What you will do - Using the data beneath, show every line that includes the word "JSON".

Records for this task -

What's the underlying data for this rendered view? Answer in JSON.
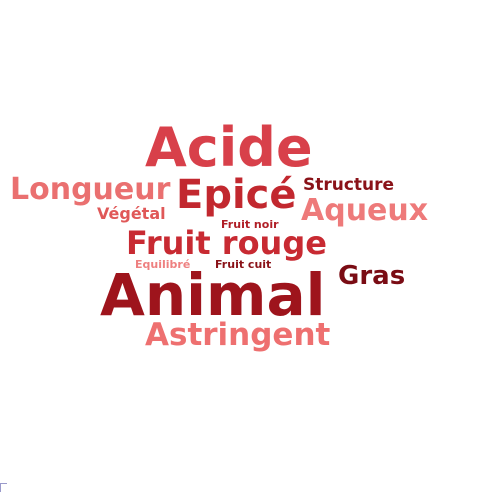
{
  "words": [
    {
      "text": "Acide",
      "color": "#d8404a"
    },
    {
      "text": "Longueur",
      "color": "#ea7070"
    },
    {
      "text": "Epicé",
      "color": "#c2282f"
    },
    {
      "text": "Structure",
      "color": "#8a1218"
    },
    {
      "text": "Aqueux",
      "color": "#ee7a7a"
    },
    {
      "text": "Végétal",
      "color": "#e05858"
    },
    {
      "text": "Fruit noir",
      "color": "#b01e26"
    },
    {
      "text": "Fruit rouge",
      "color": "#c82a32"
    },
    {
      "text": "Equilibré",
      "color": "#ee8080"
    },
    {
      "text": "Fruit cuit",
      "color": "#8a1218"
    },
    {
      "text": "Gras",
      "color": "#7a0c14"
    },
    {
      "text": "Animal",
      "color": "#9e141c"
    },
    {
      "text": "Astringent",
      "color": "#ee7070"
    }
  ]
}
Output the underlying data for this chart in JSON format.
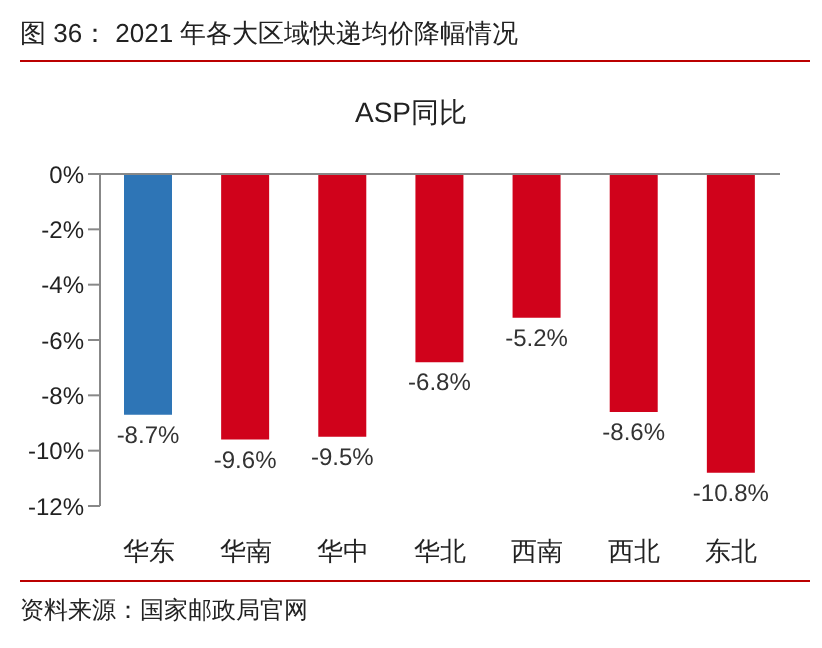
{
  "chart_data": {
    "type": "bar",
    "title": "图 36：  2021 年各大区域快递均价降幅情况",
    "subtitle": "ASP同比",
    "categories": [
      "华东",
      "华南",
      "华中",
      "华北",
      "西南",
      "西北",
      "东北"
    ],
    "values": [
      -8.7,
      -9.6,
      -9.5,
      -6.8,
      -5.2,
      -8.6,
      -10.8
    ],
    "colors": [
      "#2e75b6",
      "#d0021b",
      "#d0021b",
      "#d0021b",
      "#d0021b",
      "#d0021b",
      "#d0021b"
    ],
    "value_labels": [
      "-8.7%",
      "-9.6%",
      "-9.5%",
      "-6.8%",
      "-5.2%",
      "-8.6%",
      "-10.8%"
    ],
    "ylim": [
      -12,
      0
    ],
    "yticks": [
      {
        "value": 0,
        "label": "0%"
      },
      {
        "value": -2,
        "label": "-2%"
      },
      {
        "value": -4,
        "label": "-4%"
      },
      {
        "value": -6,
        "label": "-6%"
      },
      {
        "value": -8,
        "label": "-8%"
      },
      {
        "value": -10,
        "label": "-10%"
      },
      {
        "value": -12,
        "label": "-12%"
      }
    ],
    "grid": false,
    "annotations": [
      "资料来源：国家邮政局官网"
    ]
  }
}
...
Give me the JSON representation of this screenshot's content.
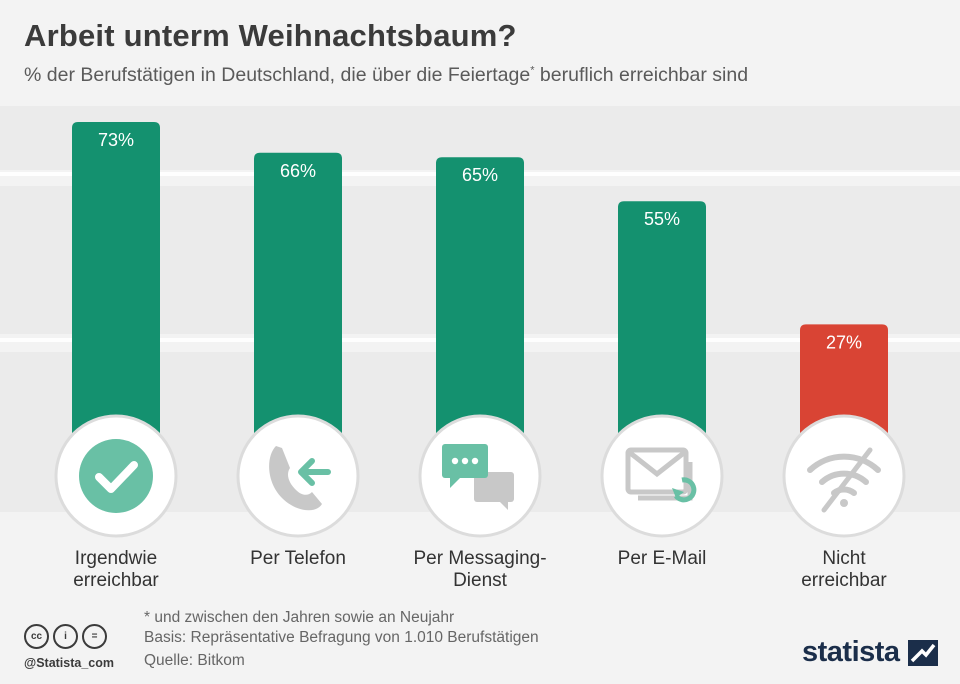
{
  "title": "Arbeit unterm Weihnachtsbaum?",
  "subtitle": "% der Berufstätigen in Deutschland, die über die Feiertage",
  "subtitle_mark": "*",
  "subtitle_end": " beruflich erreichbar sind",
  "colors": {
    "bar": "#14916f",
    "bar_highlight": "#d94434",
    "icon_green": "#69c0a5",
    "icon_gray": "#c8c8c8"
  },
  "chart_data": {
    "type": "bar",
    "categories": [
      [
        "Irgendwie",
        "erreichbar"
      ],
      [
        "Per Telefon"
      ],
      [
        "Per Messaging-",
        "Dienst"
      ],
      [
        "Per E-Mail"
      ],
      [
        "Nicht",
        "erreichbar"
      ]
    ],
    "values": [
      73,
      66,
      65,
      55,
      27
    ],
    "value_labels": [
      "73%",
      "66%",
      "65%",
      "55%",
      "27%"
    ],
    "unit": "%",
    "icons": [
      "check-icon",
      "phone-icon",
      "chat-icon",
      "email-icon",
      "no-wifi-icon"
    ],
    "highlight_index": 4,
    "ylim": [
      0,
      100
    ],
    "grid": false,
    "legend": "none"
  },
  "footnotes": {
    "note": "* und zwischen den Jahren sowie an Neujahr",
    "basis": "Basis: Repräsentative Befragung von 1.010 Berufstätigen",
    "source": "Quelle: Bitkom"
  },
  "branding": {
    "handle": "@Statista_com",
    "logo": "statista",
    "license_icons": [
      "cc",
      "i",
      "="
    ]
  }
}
* * *
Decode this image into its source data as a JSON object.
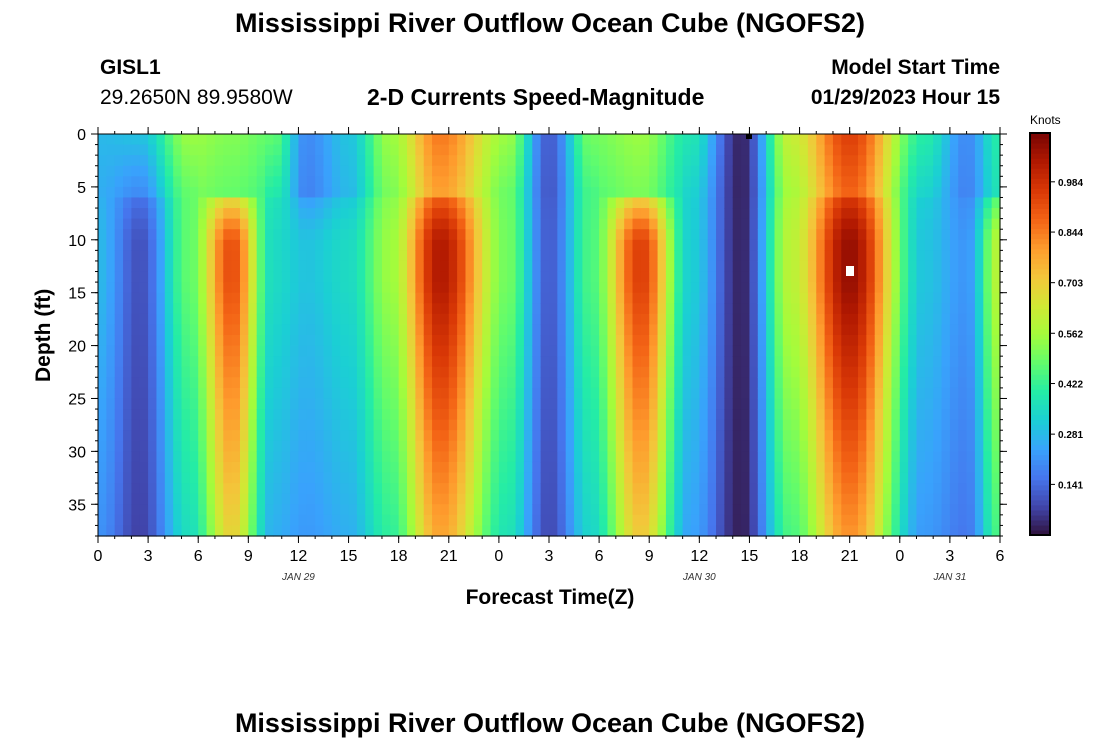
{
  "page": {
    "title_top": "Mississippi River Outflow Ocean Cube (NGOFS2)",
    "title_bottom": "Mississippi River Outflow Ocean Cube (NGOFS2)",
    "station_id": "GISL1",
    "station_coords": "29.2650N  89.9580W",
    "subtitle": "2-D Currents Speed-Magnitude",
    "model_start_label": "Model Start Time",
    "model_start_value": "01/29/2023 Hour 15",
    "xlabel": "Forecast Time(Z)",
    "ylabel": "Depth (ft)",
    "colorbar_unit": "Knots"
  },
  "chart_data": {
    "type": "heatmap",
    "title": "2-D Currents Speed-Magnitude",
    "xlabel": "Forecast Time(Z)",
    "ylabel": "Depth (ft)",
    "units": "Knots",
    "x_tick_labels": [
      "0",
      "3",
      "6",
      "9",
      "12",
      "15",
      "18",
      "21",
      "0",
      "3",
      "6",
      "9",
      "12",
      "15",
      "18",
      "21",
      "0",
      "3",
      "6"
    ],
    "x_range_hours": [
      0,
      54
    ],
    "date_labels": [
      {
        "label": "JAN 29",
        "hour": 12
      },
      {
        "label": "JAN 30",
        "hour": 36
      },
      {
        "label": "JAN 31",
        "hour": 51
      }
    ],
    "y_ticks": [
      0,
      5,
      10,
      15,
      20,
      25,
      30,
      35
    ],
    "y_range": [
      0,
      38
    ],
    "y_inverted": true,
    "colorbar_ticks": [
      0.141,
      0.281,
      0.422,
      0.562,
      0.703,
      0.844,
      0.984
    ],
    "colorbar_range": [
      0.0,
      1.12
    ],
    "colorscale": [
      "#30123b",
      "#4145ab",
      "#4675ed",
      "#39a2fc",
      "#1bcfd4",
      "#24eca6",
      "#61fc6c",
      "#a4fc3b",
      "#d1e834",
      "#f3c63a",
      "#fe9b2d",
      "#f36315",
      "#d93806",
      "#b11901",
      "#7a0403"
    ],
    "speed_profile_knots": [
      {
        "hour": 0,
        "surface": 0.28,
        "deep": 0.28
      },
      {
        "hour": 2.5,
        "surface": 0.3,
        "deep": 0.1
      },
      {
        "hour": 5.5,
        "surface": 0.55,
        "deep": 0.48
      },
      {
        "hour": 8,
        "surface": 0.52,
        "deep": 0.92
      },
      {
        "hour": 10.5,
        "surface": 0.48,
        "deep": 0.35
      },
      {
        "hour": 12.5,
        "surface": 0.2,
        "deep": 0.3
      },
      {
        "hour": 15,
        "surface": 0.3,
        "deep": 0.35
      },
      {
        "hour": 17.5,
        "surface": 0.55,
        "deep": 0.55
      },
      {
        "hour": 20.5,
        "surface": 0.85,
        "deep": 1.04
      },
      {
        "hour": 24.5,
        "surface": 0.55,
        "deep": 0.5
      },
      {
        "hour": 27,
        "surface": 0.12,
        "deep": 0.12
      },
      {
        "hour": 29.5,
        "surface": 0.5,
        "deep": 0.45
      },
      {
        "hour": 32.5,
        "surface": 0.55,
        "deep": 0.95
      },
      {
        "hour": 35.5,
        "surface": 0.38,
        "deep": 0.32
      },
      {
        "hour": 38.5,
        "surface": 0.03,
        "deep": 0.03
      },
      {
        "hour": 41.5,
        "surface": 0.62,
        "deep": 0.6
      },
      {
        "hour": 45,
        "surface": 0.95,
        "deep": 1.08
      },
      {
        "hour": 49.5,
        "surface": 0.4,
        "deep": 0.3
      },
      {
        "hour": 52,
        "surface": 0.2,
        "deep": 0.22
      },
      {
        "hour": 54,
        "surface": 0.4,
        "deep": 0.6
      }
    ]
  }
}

Output -
What's the underlying data for this rendered view? Answer in JSON.
Output the underlying data for this chart in JSON format.
Give me the JSON representation of this screenshot's content.
Decode this image into its source data as a JSON object.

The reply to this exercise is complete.